┌─ Input records

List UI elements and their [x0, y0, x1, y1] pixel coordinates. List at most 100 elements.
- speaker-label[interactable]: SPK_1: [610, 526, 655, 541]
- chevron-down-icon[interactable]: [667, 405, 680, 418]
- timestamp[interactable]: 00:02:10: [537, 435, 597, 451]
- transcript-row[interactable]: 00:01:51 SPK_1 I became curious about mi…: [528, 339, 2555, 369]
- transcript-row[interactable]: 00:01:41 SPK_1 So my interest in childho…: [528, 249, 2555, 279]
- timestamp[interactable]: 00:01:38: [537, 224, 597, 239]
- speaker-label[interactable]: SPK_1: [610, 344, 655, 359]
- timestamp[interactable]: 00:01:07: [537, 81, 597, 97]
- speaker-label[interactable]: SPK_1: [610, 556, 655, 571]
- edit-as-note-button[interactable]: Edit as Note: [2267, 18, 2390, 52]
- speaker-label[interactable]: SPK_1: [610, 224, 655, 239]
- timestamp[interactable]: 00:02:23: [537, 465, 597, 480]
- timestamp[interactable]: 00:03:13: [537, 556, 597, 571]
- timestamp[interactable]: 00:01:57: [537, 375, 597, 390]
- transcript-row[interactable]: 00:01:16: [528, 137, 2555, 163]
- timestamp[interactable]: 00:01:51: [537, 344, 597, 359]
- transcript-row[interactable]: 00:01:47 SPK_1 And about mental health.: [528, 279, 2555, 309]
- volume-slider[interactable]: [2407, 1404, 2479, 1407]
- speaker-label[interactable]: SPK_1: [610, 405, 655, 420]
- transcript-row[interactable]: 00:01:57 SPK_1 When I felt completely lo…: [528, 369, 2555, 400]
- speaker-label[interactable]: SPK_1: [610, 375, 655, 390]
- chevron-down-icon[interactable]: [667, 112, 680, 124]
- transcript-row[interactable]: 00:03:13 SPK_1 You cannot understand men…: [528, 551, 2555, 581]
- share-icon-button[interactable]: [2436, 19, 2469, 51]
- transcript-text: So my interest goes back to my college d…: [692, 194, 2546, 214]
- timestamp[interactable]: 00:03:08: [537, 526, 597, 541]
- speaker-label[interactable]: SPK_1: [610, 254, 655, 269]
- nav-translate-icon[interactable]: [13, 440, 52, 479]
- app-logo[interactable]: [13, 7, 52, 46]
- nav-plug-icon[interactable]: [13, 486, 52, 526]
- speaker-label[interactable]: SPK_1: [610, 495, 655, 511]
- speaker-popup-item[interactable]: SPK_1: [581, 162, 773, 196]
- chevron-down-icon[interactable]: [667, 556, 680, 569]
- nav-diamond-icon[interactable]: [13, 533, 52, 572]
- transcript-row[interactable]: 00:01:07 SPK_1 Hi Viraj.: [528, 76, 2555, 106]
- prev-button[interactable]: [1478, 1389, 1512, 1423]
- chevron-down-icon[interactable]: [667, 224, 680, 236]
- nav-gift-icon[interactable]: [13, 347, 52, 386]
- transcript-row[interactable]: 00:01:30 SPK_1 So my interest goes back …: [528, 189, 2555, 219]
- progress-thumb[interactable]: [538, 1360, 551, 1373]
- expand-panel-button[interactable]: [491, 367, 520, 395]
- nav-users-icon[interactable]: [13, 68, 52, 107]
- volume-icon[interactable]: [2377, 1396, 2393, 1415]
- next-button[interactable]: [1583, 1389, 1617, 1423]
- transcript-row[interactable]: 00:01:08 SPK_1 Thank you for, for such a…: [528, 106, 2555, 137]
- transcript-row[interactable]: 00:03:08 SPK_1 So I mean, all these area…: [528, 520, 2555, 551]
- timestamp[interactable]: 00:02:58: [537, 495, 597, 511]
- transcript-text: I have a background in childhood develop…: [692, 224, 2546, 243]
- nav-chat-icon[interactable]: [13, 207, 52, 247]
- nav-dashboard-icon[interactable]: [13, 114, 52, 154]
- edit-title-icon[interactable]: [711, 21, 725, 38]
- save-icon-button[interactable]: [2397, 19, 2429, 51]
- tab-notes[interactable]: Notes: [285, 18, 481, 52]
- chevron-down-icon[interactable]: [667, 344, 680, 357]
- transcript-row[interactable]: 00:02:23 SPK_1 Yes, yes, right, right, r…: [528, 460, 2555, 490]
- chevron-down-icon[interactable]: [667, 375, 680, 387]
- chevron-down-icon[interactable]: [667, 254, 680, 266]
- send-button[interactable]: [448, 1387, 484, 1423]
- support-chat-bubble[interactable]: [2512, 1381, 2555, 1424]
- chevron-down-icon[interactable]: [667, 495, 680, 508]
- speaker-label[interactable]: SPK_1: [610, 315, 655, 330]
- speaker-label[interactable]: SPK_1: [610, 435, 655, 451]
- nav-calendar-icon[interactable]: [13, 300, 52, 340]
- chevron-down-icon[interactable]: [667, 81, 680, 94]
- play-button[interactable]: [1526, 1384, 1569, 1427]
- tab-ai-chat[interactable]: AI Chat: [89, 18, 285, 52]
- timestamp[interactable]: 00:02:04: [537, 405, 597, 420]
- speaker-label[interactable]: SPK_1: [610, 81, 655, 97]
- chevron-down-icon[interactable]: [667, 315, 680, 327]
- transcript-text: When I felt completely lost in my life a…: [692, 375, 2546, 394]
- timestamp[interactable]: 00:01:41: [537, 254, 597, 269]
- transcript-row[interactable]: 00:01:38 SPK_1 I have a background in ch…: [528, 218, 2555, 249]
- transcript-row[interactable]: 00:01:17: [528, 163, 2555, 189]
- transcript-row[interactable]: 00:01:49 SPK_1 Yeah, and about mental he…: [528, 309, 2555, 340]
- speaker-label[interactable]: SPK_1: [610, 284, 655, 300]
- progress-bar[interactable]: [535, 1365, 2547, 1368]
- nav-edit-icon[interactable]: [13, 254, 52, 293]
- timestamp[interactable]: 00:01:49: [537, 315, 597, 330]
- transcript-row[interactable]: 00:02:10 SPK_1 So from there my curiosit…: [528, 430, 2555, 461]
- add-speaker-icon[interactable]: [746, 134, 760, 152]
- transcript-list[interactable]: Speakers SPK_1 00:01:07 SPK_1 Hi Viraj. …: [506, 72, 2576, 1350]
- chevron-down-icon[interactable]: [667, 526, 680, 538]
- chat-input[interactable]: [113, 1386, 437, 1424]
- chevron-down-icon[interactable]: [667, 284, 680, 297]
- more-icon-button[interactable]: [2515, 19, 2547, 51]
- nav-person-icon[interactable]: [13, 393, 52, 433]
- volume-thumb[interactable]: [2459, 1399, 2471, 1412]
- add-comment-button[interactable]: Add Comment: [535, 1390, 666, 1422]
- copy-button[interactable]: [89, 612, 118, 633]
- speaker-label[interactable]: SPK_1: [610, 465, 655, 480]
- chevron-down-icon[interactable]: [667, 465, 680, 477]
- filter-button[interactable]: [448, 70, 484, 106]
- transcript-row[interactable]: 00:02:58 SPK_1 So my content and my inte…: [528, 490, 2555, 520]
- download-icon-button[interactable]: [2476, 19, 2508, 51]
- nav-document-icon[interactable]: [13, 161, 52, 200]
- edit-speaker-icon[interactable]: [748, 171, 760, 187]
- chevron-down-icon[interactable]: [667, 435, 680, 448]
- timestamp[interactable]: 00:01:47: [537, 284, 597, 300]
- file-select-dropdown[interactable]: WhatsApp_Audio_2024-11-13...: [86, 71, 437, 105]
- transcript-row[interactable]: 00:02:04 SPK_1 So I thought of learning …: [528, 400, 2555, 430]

└─

● **Instruction**:
Reproduce the records verbatim, everything from the first line down to and including the line that contains "- speaker-label[interactable]: SPK_1: [610, 405, 655, 420]".

● **Written solution**:
List UI elements and their [x0, y0, x1, y1] pixel coordinates. List at most 100 elements.
- speaker-label[interactable]: SPK_1: [610, 526, 655, 541]
- chevron-down-icon[interactable]: [667, 405, 680, 418]
- timestamp[interactable]: 00:02:10: [537, 435, 597, 451]
- transcript-row[interactable]: 00:01:51 SPK_1 I became curious about mi…: [528, 339, 2555, 369]
- transcript-row[interactable]: 00:01:41 SPK_1 So my interest in childho…: [528, 249, 2555, 279]
- timestamp[interactable]: 00:01:38: [537, 224, 597, 239]
- speaker-label[interactable]: SPK_1: [610, 344, 655, 359]
- timestamp[interactable]: 00:01:07: [537, 81, 597, 97]
- speaker-label[interactable]: SPK_1: [610, 556, 655, 571]
- edit-as-note-button[interactable]: Edit as Note: [2267, 18, 2390, 52]
- speaker-label[interactable]: SPK_1: [610, 224, 655, 239]
- timestamp[interactable]: 00:02:23: [537, 465, 597, 480]
- timestamp[interactable]: 00:03:13: [537, 556, 597, 571]
- timestamp[interactable]: 00:01:57: [537, 375, 597, 390]
- transcript-row[interactable]: 00:01:16: [528, 137, 2555, 163]
- timestamp[interactable]: 00:01:51: [537, 344, 597, 359]
- transcript-row[interactable]: 00:01:47 SPK_1 And about mental health.: [528, 279, 2555, 309]
- volume-slider[interactable]: [2407, 1404, 2479, 1407]
- speaker-label[interactable]: SPK_1: [610, 405, 655, 420]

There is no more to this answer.